## What needs to be done
All of the data that follows should be retyped exactly, please, except the pictures.

## Exercise materials
++++
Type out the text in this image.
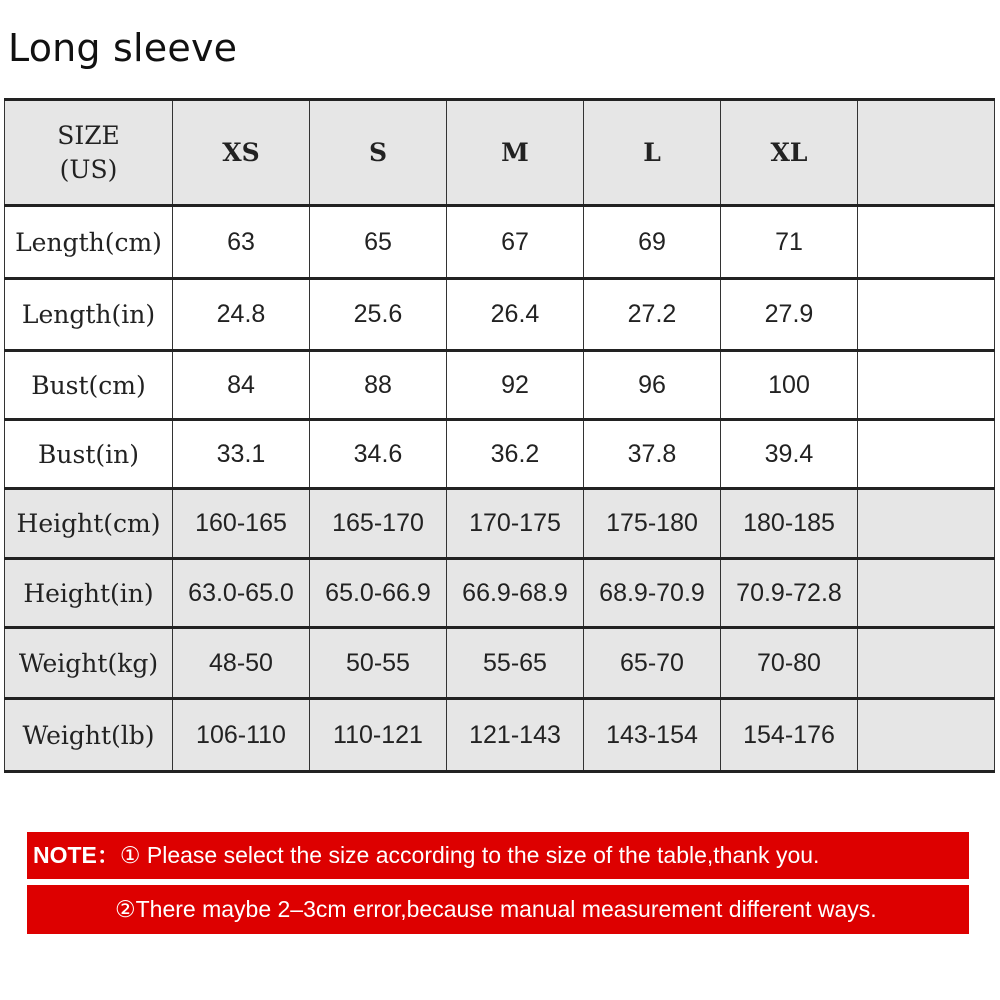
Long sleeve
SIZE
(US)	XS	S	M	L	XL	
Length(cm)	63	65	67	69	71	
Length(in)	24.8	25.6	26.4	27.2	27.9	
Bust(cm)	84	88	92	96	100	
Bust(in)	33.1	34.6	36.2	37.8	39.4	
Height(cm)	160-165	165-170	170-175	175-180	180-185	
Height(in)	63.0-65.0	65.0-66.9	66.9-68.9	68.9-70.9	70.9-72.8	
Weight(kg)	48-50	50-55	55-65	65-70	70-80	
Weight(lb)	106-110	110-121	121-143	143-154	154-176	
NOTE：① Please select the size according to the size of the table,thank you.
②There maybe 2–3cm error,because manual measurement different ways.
++++
## Exercise answer
Type out the text in this image.
Long sleeve
SIZE
(US)	XS	S	M	L	XL	
Length(cm)	63	65	67	69	71	
Length(in)	24.8	25.6	26.4	27.2	27.9	
Bust(cm)	84	88	92	96	100	
Bust(in)	33.1	34.6	36.2	37.8	39.4	
Height(cm)	160-165	165-170	170-175	175-180	180-185	
Height(in)	63.0-65.0	65.0-66.9	66.9-68.9	68.9-70.9	70.9-72.8	
Weight(kg)	48-50	50-55	55-65	65-70	70-80	
Weight(lb)	106-110	110-121	121-143	143-154	154-176	
NOTE：① Please select the size according to the size of the table,thank you.
②There maybe 2–3cm error,because manual measurement different ways.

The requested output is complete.